=== Data extract ===

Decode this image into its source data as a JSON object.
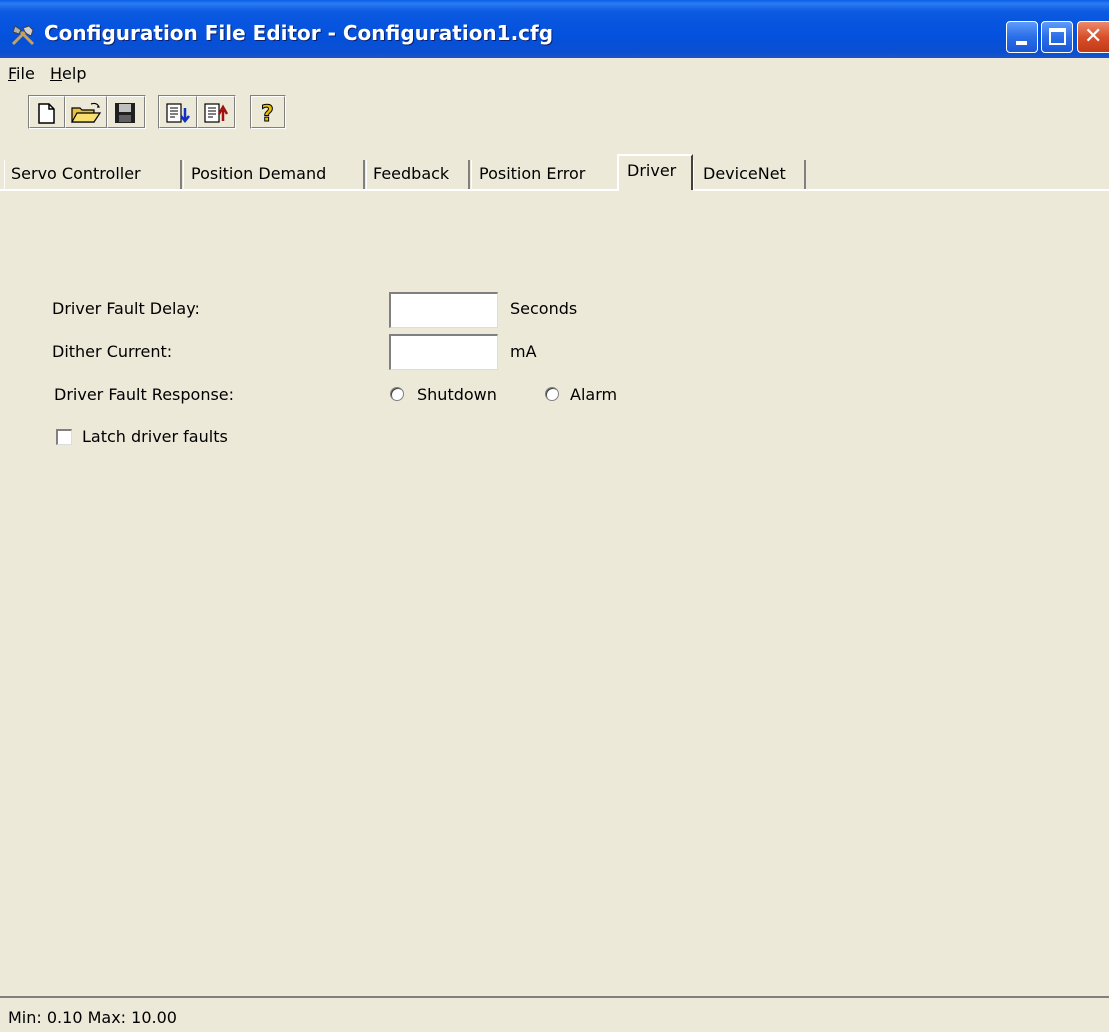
{
  "window": {
    "title": "Configuration File Editor - Configuration1.cfg",
    "icon": "tools-icon"
  },
  "menu": {
    "file": {
      "accel": "F",
      "rest": "ile"
    },
    "help": {
      "accel": "H",
      "rest": "elp"
    }
  },
  "toolbar": {
    "groups": [
      [
        "new-file-icon",
        "open-folder-icon",
        "save-disk-icon"
      ],
      [
        "download-config-icon",
        "upload-config-icon"
      ],
      [
        "help-question-icon"
      ]
    ]
  },
  "tabs": [
    {
      "label": "Servo Controller",
      "active": false
    },
    {
      "label": "Position Demand",
      "active": false
    },
    {
      "label": "Feedback",
      "active": false
    },
    {
      "label": "Position Error",
      "active": false
    },
    {
      "label": "Driver",
      "active": true
    },
    {
      "label": "DeviceNet",
      "active": false
    }
  ],
  "form": {
    "fault_delay_label": "Driver Fault Delay:",
    "fault_delay_value": "",
    "fault_delay_unit": "Seconds",
    "dither_label": "Dither Current:",
    "dither_value": "",
    "dither_unit": "mA",
    "response_label": "Driver Fault Response:",
    "response_shutdown": "Shutdown",
    "response_alarm": "Alarm",
    "latch_label": "Latch driver faults",
    "latch_checked": false
  },
  "status": {
    "text": "Min: 0.10 Max: 10.00"
  }
}
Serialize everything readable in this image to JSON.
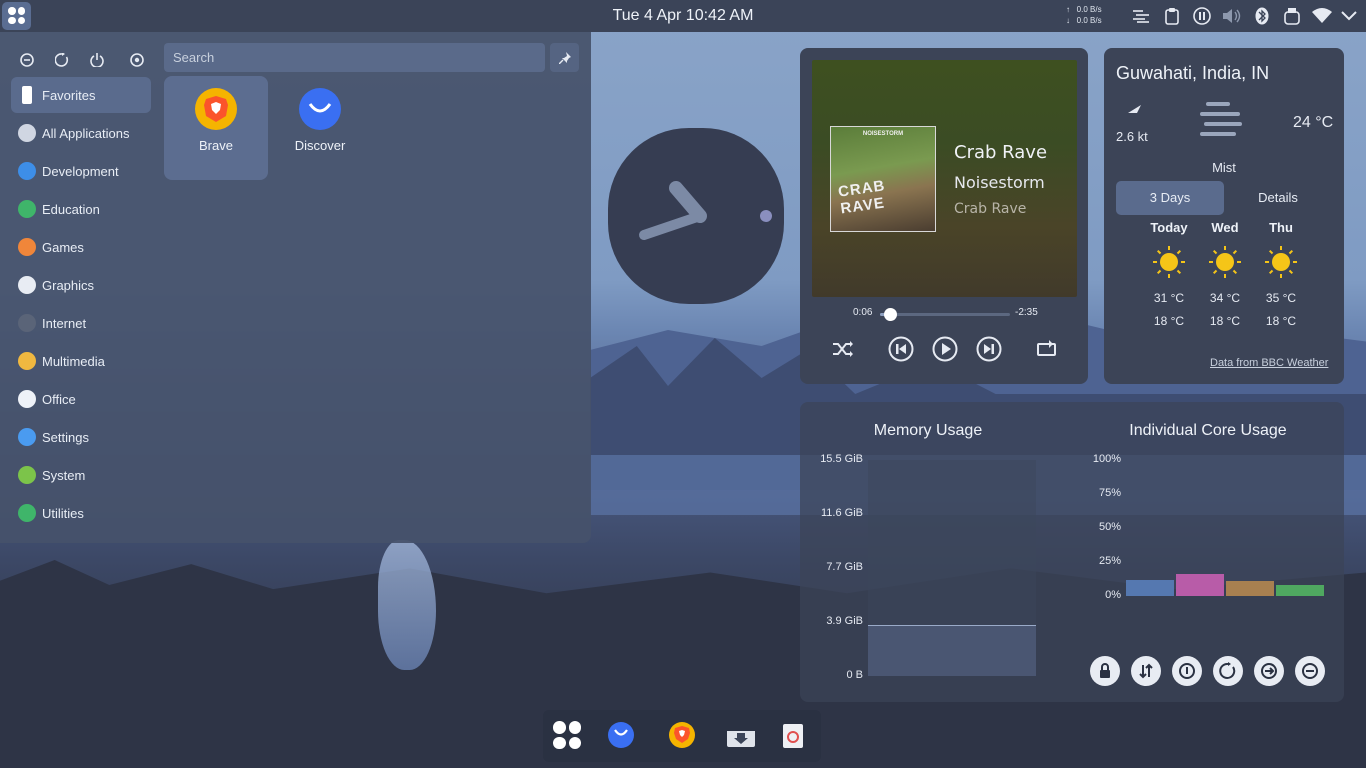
{
  "topbar": {
    "datetime": "Tue 4 Apr 10:42 AM",
    "net_up": "0.0 B/s",
    "net_down": "0.0 B/s",
    "tray_icons": [
      "activity-icon",
      "clipboard-icon",
      "pause-icon",
      "volume-icon",
      "bluetooth-icon",
      "storage-icon",
      "wifi-icon"
    ]
  },
  "menu": {
    "search_placeholder": "Search",
    "categories": [
      {
        "label": "Favorites",
        "color": "#ffffff"
      },
      {
        "label": "All Applications",
        "color": "#d0d6e2"
      },
      {
        "label": "Development",
        "color": "#3d8ee8"
      },
      {
        "label": "Education",
        "color": "#3fb56a"
      },
      {
        "label": "Games",
        "color": "#f0863a"
      },
      {
        "label": "Graphics",
        "color": "#e8ecf3"
      },
      {
        "label": "Internet",
        "color": "#5a6478"
      },
      {
        "label": "Multimedia",
        "color": "#f0b840"
      },
      {
        "label": "Office",
        "color": "#eef2f8"
      },
      {
        "label": "Settings",
        "color": "#4a9bf0"
      },
      {
        "label": "System",
        "color": "#7cc44a"
      },
      {
        "label": "Utilities",
        "color": "#3fb56a"
      }
    ],
    "apps": [
      {
        "label": "Brave",
        "color": "#f5b400"
      },
      {
        "label": "Discover",
        "color": "#3a6ff2"
      }
    ]
  },
  "media": {
    "cover_brand": "NOISESTORM",
    "cover_title": "CRAB RAVE",
    "title": "Crab Rave",
    "artist": "Noisestorm",
    "album": "Crab Rave",
    "elapsed": "0:06",
    "remaining": "-2:35",
    "progress": 0.04
  },
  "weather": {
    "location": "Guwahati, India, IN",
    "wind": "2.6 kt",
    "temp": "24 °C",
    "condition": "Mist",
    "tabs": [
      "3 Days",
      "Details"
    ],
    "days": [
      {
        "name": "Today",
        "high": "31 °C",
        "low": "18 °C"
      },
      {
        "name": "Wed",
        "high": "34 °C",
        "low": "18 °C"
      },
      {
        "name": "Thu",
        "high": "35 °C",
        "low": "18 °C"
      }
    ],
    "source": "Data from BBC Weather"
  },
  "sysmon": {
    "memory_title": "Memory Usage",
    "memory_ticks": [
      "15.5 GiB",
      "11.6 GiB",
      "7.7 GiB",
      "3.9 GiB",
      "0 B"
    ],
    "memory_used_gib": 3.6,
    "memory_max_gib": 15.5,
    "cores_title": "Individual Core Usage",
    "core_ticks": [
      "100%",
      "75%",
      "50%",
      "25%",
      "0%"
    ],
    "cores": [
      {
        "value": 12,
        "color": "#5578b0"
      },
      {
        "value": 16,
        "color": "#b85ca8"
      },
      {
        "value": 11,
        "color": "#a88050"
      },
      {
        "value": 8,
        "color": "#4fa860"
      }
    ],
    "actions": [
      "lock-icon",
      "switch-user-icon",
      "shutdown-icon",
      "restart-icon",
      "logout-icon",
      "hibernate-icon"
    ]
  },
  "dock": {
    "items": [
      "app-launcher-icon",
      "discover-icon",
      "brave-icon",
      "downloads-icon",
      "trash-icon"
    ]
  }
}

===

What the task requires: Look through the records above and report how many lines hold the word "image", giving only the number.

Correct response: 2